BEGIN

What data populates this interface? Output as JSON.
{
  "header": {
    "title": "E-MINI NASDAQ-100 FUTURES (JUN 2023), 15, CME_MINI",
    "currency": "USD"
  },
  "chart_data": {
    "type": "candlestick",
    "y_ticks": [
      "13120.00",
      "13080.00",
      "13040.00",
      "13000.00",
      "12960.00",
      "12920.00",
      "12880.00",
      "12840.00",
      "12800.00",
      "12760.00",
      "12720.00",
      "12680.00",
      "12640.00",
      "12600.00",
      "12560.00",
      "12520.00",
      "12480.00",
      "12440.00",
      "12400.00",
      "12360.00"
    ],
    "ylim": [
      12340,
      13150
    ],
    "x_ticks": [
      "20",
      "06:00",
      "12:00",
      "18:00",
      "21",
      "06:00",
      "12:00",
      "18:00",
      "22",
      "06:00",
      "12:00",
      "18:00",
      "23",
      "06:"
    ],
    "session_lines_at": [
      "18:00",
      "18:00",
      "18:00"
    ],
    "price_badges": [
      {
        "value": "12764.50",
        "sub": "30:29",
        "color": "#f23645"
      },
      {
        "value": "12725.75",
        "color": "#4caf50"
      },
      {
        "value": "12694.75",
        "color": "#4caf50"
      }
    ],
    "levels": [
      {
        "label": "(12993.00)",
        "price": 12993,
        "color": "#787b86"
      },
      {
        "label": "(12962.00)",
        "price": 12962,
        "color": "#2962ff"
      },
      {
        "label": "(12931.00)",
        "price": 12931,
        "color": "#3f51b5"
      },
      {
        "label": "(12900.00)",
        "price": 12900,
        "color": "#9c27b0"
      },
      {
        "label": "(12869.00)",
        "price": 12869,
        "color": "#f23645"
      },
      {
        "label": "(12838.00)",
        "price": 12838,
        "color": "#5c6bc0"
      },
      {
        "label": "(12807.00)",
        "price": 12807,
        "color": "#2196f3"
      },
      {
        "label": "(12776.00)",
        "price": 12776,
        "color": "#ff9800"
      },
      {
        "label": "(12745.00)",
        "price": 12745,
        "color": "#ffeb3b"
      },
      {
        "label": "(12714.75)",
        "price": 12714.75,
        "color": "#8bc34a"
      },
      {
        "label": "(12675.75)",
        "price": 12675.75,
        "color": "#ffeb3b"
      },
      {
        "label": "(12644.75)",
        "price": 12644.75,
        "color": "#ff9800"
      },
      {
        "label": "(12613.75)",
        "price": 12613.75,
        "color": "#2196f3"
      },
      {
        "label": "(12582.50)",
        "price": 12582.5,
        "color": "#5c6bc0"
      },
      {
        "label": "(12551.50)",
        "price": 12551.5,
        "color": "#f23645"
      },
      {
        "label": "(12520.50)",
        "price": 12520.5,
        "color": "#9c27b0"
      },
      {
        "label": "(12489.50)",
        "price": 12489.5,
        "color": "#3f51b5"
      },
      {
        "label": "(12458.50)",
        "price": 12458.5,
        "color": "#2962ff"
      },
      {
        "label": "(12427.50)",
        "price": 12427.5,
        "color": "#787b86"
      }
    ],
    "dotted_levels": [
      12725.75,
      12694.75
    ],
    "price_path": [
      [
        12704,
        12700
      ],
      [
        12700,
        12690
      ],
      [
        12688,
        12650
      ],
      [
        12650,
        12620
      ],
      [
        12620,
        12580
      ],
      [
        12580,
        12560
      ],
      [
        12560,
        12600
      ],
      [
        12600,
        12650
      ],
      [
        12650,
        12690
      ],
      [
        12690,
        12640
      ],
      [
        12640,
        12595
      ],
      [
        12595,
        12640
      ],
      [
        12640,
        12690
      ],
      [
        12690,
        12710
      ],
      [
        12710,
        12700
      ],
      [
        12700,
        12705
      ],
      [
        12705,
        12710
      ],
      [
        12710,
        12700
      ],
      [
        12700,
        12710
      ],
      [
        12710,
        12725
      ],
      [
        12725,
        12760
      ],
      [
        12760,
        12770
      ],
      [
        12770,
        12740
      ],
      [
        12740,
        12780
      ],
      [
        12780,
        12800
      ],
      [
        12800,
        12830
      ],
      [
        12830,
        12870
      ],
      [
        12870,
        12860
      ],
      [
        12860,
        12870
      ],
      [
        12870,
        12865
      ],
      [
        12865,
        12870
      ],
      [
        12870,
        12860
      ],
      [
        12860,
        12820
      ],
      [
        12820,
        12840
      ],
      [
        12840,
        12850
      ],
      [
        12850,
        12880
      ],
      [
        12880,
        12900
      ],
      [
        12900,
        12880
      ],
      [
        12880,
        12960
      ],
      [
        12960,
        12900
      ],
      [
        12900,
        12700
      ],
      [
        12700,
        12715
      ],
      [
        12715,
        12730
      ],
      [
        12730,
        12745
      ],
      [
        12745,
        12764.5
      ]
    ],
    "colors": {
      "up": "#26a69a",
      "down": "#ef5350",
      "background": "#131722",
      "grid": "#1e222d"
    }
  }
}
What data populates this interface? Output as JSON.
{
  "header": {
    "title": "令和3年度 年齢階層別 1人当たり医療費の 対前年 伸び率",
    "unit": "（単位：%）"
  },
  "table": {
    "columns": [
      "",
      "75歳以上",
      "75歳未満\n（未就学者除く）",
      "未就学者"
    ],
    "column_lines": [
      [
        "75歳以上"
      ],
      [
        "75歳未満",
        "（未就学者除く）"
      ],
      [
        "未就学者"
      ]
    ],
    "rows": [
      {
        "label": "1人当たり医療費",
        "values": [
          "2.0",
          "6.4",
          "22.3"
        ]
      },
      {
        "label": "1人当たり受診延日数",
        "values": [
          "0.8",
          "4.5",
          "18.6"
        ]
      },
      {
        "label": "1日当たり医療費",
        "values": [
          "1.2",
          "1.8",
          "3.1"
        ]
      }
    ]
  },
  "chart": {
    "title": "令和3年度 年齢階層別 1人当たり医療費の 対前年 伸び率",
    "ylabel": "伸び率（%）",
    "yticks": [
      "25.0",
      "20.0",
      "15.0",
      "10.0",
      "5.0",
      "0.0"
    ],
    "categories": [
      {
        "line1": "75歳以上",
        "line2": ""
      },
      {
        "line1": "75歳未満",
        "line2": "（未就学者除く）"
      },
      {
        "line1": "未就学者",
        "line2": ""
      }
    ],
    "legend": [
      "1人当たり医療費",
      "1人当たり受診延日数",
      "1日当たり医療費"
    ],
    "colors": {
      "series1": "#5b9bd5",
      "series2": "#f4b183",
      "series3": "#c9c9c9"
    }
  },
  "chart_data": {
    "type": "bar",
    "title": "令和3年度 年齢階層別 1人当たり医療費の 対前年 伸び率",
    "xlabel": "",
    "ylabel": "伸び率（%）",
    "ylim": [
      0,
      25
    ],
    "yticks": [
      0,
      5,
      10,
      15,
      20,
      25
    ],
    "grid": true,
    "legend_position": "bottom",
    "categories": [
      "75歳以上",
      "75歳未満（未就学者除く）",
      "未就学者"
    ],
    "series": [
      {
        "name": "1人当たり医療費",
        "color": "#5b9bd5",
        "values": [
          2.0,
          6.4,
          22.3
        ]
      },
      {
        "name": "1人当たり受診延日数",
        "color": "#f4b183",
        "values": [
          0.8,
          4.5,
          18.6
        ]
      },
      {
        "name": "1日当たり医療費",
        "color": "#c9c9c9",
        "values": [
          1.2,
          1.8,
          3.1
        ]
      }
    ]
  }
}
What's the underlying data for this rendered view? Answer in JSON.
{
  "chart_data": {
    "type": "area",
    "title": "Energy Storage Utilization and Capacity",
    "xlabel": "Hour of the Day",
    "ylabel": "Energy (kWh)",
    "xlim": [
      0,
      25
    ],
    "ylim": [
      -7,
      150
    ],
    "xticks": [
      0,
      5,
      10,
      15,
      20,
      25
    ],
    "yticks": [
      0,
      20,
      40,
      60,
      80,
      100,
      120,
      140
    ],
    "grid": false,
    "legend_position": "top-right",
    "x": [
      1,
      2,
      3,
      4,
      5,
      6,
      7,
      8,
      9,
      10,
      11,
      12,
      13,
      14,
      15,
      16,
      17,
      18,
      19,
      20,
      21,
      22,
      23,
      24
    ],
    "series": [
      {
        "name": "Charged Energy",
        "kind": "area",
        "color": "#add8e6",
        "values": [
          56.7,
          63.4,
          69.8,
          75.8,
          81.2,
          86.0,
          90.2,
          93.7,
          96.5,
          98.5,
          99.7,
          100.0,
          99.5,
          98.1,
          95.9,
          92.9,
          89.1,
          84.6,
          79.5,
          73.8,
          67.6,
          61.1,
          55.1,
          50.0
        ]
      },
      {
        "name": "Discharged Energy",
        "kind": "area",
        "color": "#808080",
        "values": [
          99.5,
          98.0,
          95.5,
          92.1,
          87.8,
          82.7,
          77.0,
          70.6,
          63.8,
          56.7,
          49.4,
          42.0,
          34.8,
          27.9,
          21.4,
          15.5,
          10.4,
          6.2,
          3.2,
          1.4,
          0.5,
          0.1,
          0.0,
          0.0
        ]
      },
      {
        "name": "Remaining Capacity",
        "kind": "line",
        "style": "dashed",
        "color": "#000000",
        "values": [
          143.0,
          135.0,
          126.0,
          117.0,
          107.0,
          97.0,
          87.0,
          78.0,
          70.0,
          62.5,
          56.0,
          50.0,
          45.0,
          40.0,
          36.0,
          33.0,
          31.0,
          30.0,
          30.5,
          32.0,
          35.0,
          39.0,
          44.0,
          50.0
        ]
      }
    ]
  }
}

END

__WHAT YOU SHOULD DO__:
Using the records above, find and show each line with the string "type".

__ANSWER__:
    "type": "candlestick",
    "type": "bar",
    "type": "area",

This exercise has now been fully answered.